● VOTRE TRAVAIL:
1. Répondez brièvement aux questions suivantes à l'aide du texte sur les indicateurs quantitatifs.
(a) Combien de types d'accès large bande DSL chaque opérateur peut-il produire ?
(b) Quel avis du Conseil de la concurrence est mentionné ?
(c) Sur quelle forme de part de marché la mesure de l'influence significative doit-elle se fonder ?
2. Poursuivez le texte sur les indicateurs quantitatifs du marché DSL à partir de sa dernière phrase.

● EXTRAIT DE PAGE:
III-B. - Indicateurs quantitatifs
Dans le cadre de la présente décision, l'Autorité relève que chaque opérateur, historique ou alternatif, peut produire deux types d'accès large bande DSL :
- des accès DSL cédés au niveau national à un fournisseur d'accès à Internet tiers, qui complétera l'accès national avec ses propres prestations complémentaires de connectivité Internet pour proposer des offres intégrées sur les marchés avals (marchés de détail) ;
- des accès DSL qui ne donneront lieu à aucune transaction marchande au niveau national et qui constituent sa production interne.
III-B-1. Parts de marché
Conformément à l'avis n° 05-A-03 du Conseil de la concurrence susvisé, s'appuyant sur une jurisprudence constante, il convient dans un premier temps de ne pas retenir la production interne d'une entreprise dans l'évaluation de sa part de marché. Par conséquent, il convient tout d'abord de calculer stricto sensu les parts de marché des entreprises.
La mesure des parts de marché en nombre d'accès ne dépeint pas nécessairement de manière réaliste la puissance économique des acteurs. En effet, au regard des écarts de tarifs significatifs qui existent sur ce marché entre le tarif pratiqué par France Télécom et celui pratiqué par ses concurrents (le tarif de France Télécom est plus de deux fois plus élevé que celui de ses concurrents qui fondent leur offre livrée au niveau national sur le dégroupage) (23), la mesure de l'influence significative doit se fonder sur la mesure de la part de marché en valeur. Cette approche est conforme avec l'article 14-II de la directive « cadre ». Elle est en outre préconisée par le groupe des régulateurs européens dans son document de mai 2003 intitulé : « ERG Working Paper on the SMP Concept for the New Regulatory Framework ».

Éléments conservés
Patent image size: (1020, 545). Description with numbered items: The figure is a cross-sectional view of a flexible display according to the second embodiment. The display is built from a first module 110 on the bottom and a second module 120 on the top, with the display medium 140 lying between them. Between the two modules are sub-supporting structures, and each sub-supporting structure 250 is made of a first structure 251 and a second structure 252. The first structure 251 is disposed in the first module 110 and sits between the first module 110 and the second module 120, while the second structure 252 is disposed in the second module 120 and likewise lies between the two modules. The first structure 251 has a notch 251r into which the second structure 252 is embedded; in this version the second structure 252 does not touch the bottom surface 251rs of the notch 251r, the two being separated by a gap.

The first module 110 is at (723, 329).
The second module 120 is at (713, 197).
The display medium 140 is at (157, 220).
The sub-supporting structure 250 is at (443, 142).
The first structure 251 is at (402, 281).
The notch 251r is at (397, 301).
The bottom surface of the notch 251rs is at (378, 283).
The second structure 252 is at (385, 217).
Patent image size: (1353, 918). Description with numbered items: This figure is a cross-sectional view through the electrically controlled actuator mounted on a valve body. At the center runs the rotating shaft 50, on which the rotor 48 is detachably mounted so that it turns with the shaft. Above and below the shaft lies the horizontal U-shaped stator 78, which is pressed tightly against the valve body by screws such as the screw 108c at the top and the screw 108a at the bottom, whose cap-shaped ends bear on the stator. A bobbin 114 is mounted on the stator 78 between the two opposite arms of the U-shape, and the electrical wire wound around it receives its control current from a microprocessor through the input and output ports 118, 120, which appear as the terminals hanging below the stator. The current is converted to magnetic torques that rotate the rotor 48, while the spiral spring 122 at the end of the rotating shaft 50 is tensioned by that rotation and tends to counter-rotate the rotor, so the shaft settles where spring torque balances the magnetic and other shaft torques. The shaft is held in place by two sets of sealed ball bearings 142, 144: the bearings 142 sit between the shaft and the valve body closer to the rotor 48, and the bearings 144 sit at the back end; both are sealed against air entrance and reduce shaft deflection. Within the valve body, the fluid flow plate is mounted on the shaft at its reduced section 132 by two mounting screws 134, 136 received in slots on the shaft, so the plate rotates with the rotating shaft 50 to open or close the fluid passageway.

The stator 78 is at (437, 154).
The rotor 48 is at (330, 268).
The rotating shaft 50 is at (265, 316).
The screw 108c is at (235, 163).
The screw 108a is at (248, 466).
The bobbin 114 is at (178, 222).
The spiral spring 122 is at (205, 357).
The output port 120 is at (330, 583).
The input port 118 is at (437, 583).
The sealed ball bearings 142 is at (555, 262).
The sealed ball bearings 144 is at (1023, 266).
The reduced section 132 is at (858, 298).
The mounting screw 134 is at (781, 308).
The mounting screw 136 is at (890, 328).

● RÉPONSES DANS L'ORDRE:
1.
(a) Deux types.
(b) L'avis n° 05-A-03.
(c) Sur la part de marché en valeur.

2.
Au regard de ces éléments, la part de marché en valeur de France Télécom est de l'ordre de 60 %, celle des concurrents est donc de l'ordre de 40 %. Cette part de marché en valeur ne prend toutefois pas en compte les reversements à France Télécom. Ce calcul fait l'objet du paragraphe III-B-3 de la présente analyse.
Par ailleurs, au 31 mars 2005, l'Autorité estime que France Télécom détient environ 40 % de part de marché en nombre de lignes. En janvier 2004, France Télécom détenait 91 % de part de marché contre 9 % pour les opérateurs alternatifs (24).
En outre, les lignes directrices susvisées de la Commission européenne soulignent la nécessité d'adopter une démarche prospective pour évaluer la puissance de marché d'un opérateur.
Dans une approche prospective, l'Autorité a, dans un premier temps, procédé à une évaluation de la situation concurrentielle à court terme en estimant que le marché du haut débit allait conserver au cours du premier semestre 2005 le même rythme de croissance que durant l'année 2004. Dans cette hypothèse, France Télécom détiendrait une part de marché en valeur nettement supérieure à 50 %.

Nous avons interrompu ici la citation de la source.